== What is needed ==
From the entries that follow, list every line in which the string "subtitle" appears.

== Items ==

○ ○ ○ ○ ○ ○ ○

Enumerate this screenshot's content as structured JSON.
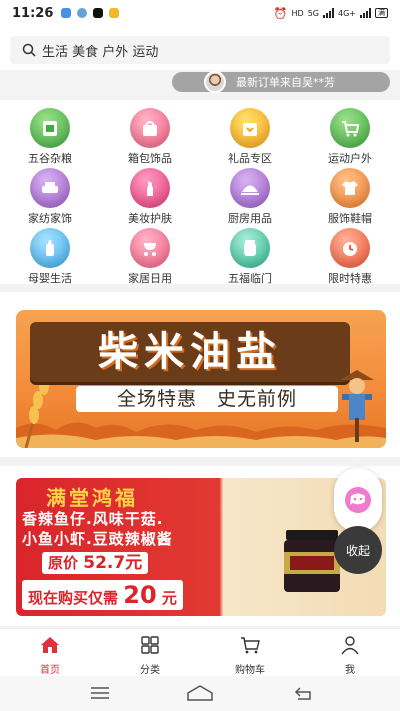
{
  "status_bar": {
    "time": "11:26",
    "right_text_1": "HD",
    "right_text_2": "5G",
    "right_text_3": "4G+",
    "battery": "满"
  },
  "search": {
    "placeholder": "生活 美食 户外 运动"
  },
  "order_ticker": {
    "text": "最新订单来自吴**芳"
  },
  "categories": [
    {
      "label": "五谷杂粮",
      "icon": "grain-bag-icon",
      "color": "#3faa3f"
    },
    {
      "label": "箱包饰品",
      "icon": "handbag-icon",
      "color": "#f05d80"
    },
    {
      "label": "礼品专区",
      "icon": "gift-box-icon",
      "color": "#f6a21b"
    },
    {
      "label": "运动户外",
      "icon": "cart-icon",
      "color": "#3faa3f"
    },
    {
      "label": "家纺家饰",
      "icon": "sofa-icon",
      "color": "#9a5bc8"
    },
    {
      "label": "美妆护肤",
      "icon": "lipstick-icon",
      "color": "#e73b78"
    },
    {
      "label": "厨房用品",
      "icon": "cloche-icon",
      "color": "#9a5bc8"
    },
    {
      "label": "服饰鞋帽",
      "icon": "shirt-icon",
      "color": "#f07a2a"
    },
    {
      "label": "母婴生活",
      "icon": "baby-bottle-icon",
      "color": "#3aa8e8"
    },
    {
      "label": "家居日用",
      "icon": "stroller-icon",
      "color": "#f05d80"
    },
    {
      "label": "五福临门",
      "icon": "jar-icon",
      "color": "#2fb78f"
    },
    {
      "label": "限时特惠",
      "icon": "alarm-clock-icon",
      "color": "#f05533"
    }
  ],
  "banner1": {
    "title": "柴米油盐",
    "subtitle": "全场特惠　史无前例"
  },
  "banner2": {
    "title": "满堂鸿福",
    "line1": "香辣鱼仔.风味干菇.",
    "line2": "小鱼小虾.豆豉辣椒酱",
    "price_label": "原价",
    "price_value": "52.7元",
    "now_label": "现在购买仅需",
    "now_value": "20",
    "now_unit": "元"
  },
  "float": {
    "collapse_label": "收起"
  },
  "bottom_nav": [
    {
      "label": "首页",
      "icon": "home-icon",
      "active": true
    },
    {
      "label": "分类",
      "icon": "category-grid-icon",
      "active": false
    },
    {
      "label": "购物车",
      "icon": "shopping-cart-icon",
      "active": false
    },
    {
      "label": "我",
      "icon": "user-icon",
      "active": false
    }
  ],
  "accent_color": "#e0303a"
}
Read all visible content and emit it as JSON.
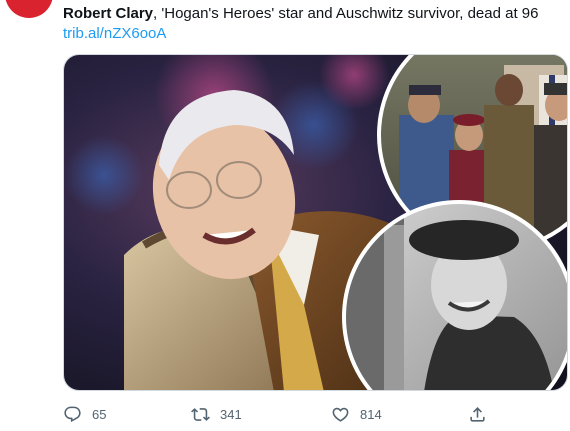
{
  "tweet": {
    "headline_bold": "Robert Clary",
    "headline_rest": ", 'Hogan's Heroes' star and Auschwitz survivor, dead at 96",
    "link": "trib.al/nZX6ooA"
  },
  "media": {
    "left_photo": "older-man-smiling-in-chair",
    "right_top_photo": "tv-cast-in-uniforms",
    "right_bottom_photo": "black-and-white-portrait-in-beret"
  },
  "actions": {
    "reply_icon": "reply-icon",
    "reply_count": "65",
    "retweet_icon": "retweet-icon",
    "retweet_count": "341",
    "like_icon": "heart-icon",
    "like_count": "814",
    "share_icon": "share-icon"
  },
  "colors": {
    "link": "#1d9bf0",
    "muted": "#536471",
    "avatar": "#d9232e"
  }
}
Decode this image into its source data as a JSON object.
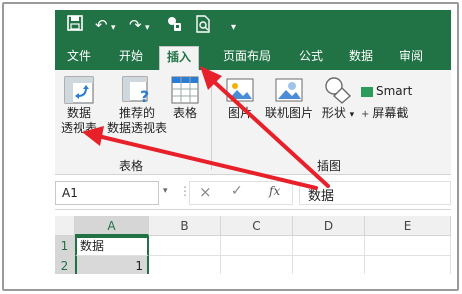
{
  "quick_access": {
    "save_icon": "save-icon",
    "undo_icon": "undo-icon",
    "redo_icon": "redo-icon",
    "touch_icon": "touch-mode-icon",
    "preview_icon": "print-preview-icon",
    "customize_icon": "customize-qat-icon"
  },
  "tabs": [
    "文件",
    "开始",
    "插入",
    "页面布局",
    "公式",
    "数据",
    "审阅"
  ],
  "active_tab": "插入",
  "ribbon": {
    "pivot_line1": "数据",
    "pivot_line2": "透视表",
    "rec_line1": "推荐的",
    "rec_line2": "数据透视表",
    "table": "表格",
    "group_tables": "表格",
    "picture": "图片",
    "online_picture": "联机图片",
    "shapes": "形状",
    "group_illustrations": "插图",
    "smartart": "Smart",
    "screenshot": "屏幕截"
  },
  "formula_bar": {
    "name_box": "A1",
    "cancel_glyph": "×",
    "enter_glyph": "✓",
    "fx_glyph": "fx",
    "content": "数据"
  },
  "grid": {
    "columns": [
      "A",
      "B",
      "C",
      "D",
      "E"
    ],
    "rows": [
      {
        "num": "1",
        "a": "数据"
      },
      {
        "num": "2",
        "a": "1"
      }
    ]
  },
  "colors": {
    "accent": "#217346",
    "arrow": "#e8202a"
  }
}
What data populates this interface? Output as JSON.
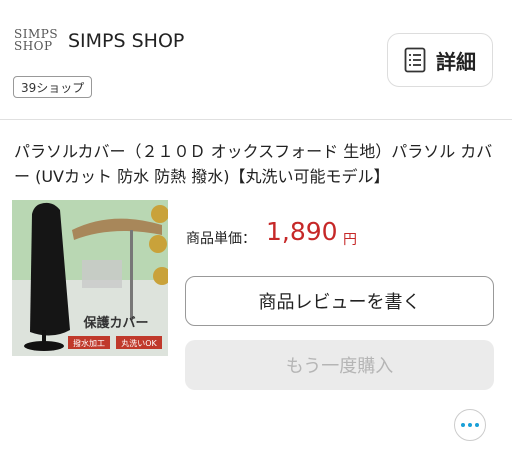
{
  "shop": {
    "logo_line1": "SIMPS",
    "logo_line2": "SHOP",
    "name": "SIMPS SHOP",
    "tag": "39ショップ"
  },
  "header": {
    "details_label": "詳細",
    "details_icon": "document-list-icon"
  },
  "product": {
    "title": "パラソルカバー（２１０Ｄ オックスフォード 生地）パラソル カバー (UVカット 防水 防熱 撥水)【丸洗い可能モデル】",
    "image": {
      "badge_text": "保護カバー",
      "tag1": "撥水加工",
      "tag2": "丸洗いOK"
    },
    "price_label": "商品単価：",
    "price_value": "1,890",
    "price_unit": "円"
  },
  "actions": {
    "review_label": "商品レビューを書く",
    "rebuy_label": "もう一度購入",
    "more_icon": "more-dots-icon"
  },
  "colors": {
    "price": "#c62828",
    "accent": "#1aa0d8",
    "disabled_bg": "#ebebeb"
  }
}
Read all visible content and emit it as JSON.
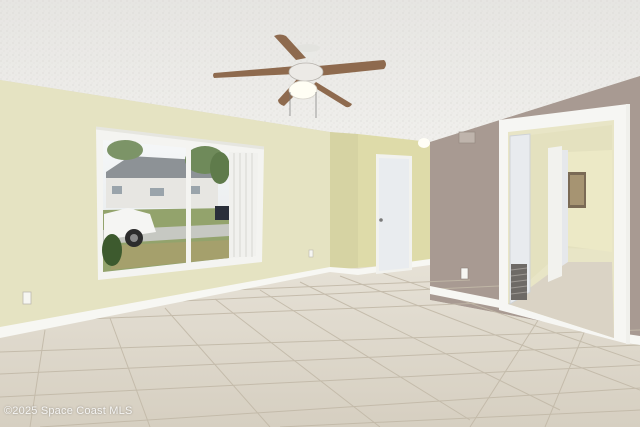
{
  "photo": {
    "watermark": "©2025 Space Coast MLS"
  },
  "colors": {
    "ceiling": "#ecebe8",
    "left_wall": "#e5e3c2",
    "back_wall": "#dcd9ad",
    "right_wall": "#a89a92",
    "floor": "#dbd5c8",
    "grout": "#c2b9a8",
    "trim": "#f7f7f3",
    "door": "#e9ecef",
    "fan_blade": "#8e6a4e"
  }
}
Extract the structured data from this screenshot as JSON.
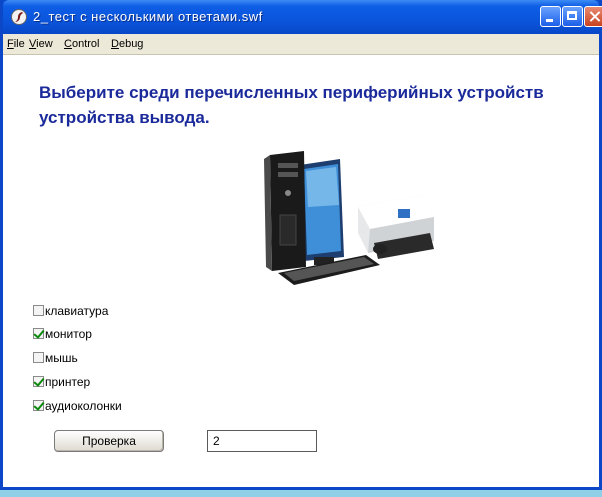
{
  "window": {
    "title": "2_тест с несколькими ответами.swf"
  },
  "menu": {
    "items": [
      {
        "first": "F",
        "rest": "ile"
      },
      {
        "first": "V",
        "rest": "iew"
      },
      {
        "first": "C",
        "rest": "ontrol"
      },
      {
        "first": "D",
        "rest": "ebug"
      }
    ]
  },
  "question": {
    "line1": "Выберите среди перечисленных периферийных устройств",
    "line2": "устройства вывода."
  },
  "options": [
    {
      "label": "клавиатура",
      "checked": false
    },
    {
      "label": "монитор",
      "checked": true
    },
    {
      "label": "мышь",
      "checked": false
    },
    {
      "label": "принтер",
      "checked": true
    },
    {
      "label": "аудиоколонки",
      "checked": true
    }
  ],
  "actions": {
    "check_label": "Проверка",
    "answer_value": "2"
  },
  "colors": {
    "title_bar": "#0a55dc",
    "question_text": "#1b2a9a",
    "check_mark": "#0c8a0c"
  }
}
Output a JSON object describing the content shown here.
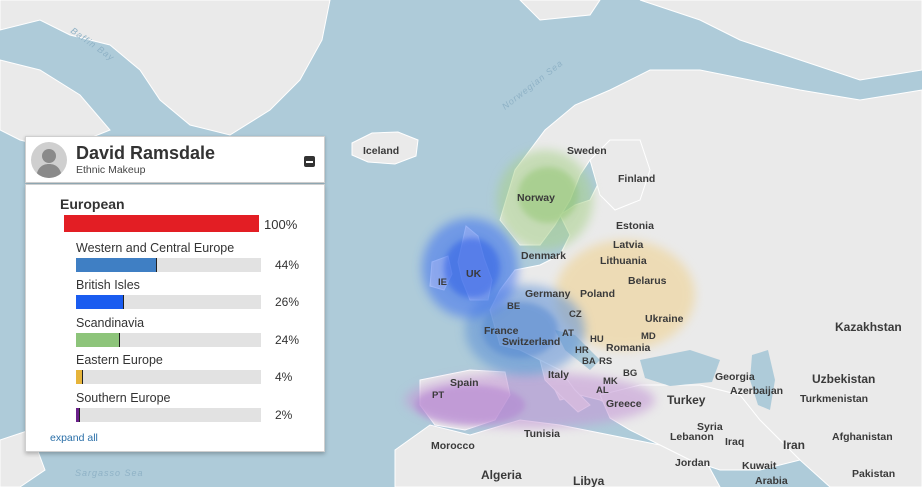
{
  "profile": {
    "name": "David Ramsdale",
    "subtitle": "Ethnic Makeup"
  },
  "region": {
    "name": "European",
    "percent": "100%",
    "color": "#e31e24"
  },
  "breakdown": [
    {
      "label": "Western and Central Europe",
      "percent": "44%",
      "value": 44,
      "color": "#3f7fc4"
    },
    {
      "label": "British Isles",
      "percent": "26%",
      "value": 26,
      "color": "#1a5cf0"
    },
    {
      "label": "Scandinavia",
      "percent": "24%",
      "value": 24,
      "color": "#8dc47a"
    },
    {
      "label": "Eastern Europe",
      "percent": "4%",
      "value": 4,
      "color": "#e6b43a"
    },
    {
      "label": "Southern Europe",
      "percent": "2%",
      "value": 2,
      "color": "#6a1f8a"
    }
  ],
  "expand_label": "expand all",
  "map": {
    "countries": {
      "iceland": "Iceland",
      "sweden": "Sweden",
      "finland": "Finland",
      "norway": "Norway",
      "estonia": "Estonia",
      "latvia": "Latvia",
      "lithuania": "Lithuania",
      "denmark": "Denmark",
      "uk": "UK",
      "ie": "IE",
      "be": "BE",
      "germany": "Germany",
      "poland": "Poland",
      "belarus": "Belarus",
      "cz": "CZ",
      "france": "France",
      "at": "AT",
      "switzerland": "Switzerland",
      "hu": "HU",
      "ukraine": "Ukraine",
      "md": "MD",
      "hr": "HR",
      "romania": "Romania",
      "ba": "BA",
      "rs": "RS",
      "bg": "BG",
      "italy": "Italy",
      "mk": "MK",
      "al": "AL",
      "greece": "Greece",
      "spain": "Spain",
      "pt": "PT",
      "turkey": "Turkey",
      "georgia": "Georgia",
      "azerbaijan": "Azerbaijan",
      "turkmenistan": "Turkmenistan",
      "uzbekistan": "Uzbekistan",
      "kazakhstan": "Kazakhstan",
      "syria": "Syria",
      "lebanon": "Lebanon",
      "iraq": "Iraq",
      "iran": "Iran",
      "afghanistan": "Afghanistan",
      "jordan": "Jordan",
      "kuwait": "Kuwait",
      "arabia": "Arabia",
      "pakistan": "Pakistan",
      "tunisia": "Tunisia",
      "morocco": "Morocco",
      "algeria": "Algeria",
      "libya": "Libya"
    },
    "seas": {
      "baffin": "Baffin Bay",
      "norwegian": "Norwegian Sea",
      "sargasso": "Sargasso Sea"
    }
  }
}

○ ○ ○ ○ ○ ○ ○

== Exercise result ==
    "subtitle": "全场特惠　史无前例"
    "subtitle": "Ethnic Makeup"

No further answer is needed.